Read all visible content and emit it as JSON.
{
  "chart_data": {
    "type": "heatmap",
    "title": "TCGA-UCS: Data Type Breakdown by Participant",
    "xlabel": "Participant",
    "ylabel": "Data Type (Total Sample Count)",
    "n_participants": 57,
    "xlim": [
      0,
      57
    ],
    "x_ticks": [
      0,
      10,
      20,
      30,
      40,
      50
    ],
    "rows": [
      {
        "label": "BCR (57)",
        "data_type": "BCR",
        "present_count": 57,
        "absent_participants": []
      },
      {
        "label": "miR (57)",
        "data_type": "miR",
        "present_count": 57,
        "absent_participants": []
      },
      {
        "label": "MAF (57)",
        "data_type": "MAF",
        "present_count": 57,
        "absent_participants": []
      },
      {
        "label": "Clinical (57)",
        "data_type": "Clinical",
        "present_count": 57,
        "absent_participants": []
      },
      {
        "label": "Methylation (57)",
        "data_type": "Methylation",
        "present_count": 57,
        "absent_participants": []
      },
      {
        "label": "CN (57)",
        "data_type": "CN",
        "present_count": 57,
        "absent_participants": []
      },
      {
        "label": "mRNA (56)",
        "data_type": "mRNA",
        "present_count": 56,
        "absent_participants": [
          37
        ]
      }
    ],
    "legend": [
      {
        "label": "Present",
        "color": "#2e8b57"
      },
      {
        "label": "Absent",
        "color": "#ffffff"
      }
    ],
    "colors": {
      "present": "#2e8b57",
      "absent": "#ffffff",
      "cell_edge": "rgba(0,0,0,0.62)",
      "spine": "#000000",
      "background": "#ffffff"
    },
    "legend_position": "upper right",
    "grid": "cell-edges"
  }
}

-*-*-

_What you are asked to do_: Nothing in the records may be altered; restate them word for word.

_Response to the exercise_:
Read all visible content and emit it as JSON.
{
  "chart_data": {
    "type": "heatmap",
    "title": "TCGA-UCS: Data Type Breakdown by Participant",
    "xlabel": "Participant",
    "ylabel": "Data Type (Total Sample Count)",
    "n_participants": 57,
    "xlim": [
      0,
      57
    ],
    "x_ticks": [
      0,
      10,
      20,
      30,
      40,
      50
    ],
    "rows": [
      {
        "label": "BCR (57)",
        "data_type": "BCR",
        "present_count": 57,
        "absent_participants": []
      },
      {
        "label": "miR (57)",
        "data_type": "miR",
        "present_count": 57,
        "absent_participants": []
      },
      {
        "label": "MAF (57)",
        "data_type": "MAF",
        "present_count": 57,
        "absent_participants": []
      },
      {
        "label": "Clinical (57)",
        "data_type": "Clinical",
        "present_count": 57,
        "absent_participants": []
      },
      {
        "label": "Methylation (57)",
        "data_type": "Methylation",
        "present_count": 57,
        "absent_participants": []
      },
      {
        "label": "CN (57)",
        "data_type": "CN",
        "present_count": 57,
        "absent_participants": []
      },
      {
        "label": "mRNA (56)",
        "data_type": "mRNA",
        "present_count": 56,
        "absent_participants": [
          37
        ]
      }
    ],
    "legend": [
      {
        "label": "Present",
        "color": "#2e8b57"
      },
      {
        "label": "Absent",
        "color": "#ffffff"
      }
    ],
    "colors": {
      "present": "#2e8b57",
      "absent": "#ffffff",
      "cell_edge": "rgba(0,0,0,0.62)",
      "spine": "#000000",
      "background": "#ffffff"
    },
    "legend_position": "upper right",
    "grid": "cell-edges"
  }
}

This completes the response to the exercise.